— Start Supplied records —
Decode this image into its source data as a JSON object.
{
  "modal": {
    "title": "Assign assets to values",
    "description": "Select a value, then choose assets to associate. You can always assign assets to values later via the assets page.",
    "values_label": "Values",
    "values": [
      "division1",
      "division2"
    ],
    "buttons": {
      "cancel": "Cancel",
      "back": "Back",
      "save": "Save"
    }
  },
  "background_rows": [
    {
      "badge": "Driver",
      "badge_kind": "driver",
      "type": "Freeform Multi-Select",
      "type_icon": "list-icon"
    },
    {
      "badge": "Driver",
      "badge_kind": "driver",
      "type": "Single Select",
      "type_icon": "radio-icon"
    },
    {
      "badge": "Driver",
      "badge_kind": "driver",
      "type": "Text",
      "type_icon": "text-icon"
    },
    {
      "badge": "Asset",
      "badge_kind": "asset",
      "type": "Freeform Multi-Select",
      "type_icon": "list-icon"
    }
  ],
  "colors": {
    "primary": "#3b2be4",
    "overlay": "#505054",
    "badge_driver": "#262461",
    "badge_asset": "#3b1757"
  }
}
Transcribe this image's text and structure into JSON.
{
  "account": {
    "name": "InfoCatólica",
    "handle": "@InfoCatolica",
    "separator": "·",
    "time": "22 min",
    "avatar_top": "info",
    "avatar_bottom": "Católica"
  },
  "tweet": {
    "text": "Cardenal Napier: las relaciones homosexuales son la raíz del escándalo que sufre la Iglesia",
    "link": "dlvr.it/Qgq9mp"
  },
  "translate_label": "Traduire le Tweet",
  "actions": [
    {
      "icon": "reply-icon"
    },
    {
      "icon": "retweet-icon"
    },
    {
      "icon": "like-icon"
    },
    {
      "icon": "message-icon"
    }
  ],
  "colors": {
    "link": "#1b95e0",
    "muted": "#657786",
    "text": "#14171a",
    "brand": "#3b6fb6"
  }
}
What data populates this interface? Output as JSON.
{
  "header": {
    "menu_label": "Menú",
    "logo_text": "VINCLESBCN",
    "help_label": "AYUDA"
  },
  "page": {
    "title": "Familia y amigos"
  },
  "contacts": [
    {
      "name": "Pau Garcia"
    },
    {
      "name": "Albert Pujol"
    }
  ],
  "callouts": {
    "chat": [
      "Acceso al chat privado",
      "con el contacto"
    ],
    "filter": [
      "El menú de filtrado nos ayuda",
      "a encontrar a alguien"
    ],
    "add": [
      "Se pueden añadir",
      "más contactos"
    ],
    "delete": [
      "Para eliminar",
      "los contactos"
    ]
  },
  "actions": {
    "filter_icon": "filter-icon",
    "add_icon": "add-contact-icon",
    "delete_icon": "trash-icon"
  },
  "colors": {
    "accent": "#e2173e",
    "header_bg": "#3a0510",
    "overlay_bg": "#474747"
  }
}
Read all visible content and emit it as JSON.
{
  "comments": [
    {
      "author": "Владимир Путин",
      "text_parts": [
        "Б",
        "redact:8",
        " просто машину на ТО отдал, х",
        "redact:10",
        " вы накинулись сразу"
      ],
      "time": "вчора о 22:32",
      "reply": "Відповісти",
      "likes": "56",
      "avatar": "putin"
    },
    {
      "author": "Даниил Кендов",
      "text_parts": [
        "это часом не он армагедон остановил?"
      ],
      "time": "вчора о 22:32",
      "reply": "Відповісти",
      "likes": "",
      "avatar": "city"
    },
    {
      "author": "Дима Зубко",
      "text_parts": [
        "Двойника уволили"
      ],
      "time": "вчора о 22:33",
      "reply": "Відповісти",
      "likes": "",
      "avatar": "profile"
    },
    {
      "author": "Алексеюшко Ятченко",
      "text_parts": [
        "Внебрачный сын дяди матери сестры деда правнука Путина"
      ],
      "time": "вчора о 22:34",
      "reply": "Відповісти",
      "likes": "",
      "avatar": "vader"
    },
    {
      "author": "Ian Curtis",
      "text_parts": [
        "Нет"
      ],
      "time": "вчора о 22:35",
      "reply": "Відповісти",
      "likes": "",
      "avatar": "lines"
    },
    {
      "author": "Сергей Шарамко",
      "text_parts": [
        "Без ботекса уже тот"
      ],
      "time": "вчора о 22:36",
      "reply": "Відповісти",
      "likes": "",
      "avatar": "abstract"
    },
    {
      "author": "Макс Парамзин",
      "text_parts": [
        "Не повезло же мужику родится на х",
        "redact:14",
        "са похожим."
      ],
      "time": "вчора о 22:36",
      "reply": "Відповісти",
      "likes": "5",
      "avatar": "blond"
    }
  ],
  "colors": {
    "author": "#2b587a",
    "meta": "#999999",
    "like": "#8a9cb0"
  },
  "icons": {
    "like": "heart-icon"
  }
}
— End Supplied records —
**Description of the task**
Gather up every line in the data above that contains the word "title", copying each one.

**Answer to this task**
    "title": "Assign assets to values",
    "title": "Familia y amigos"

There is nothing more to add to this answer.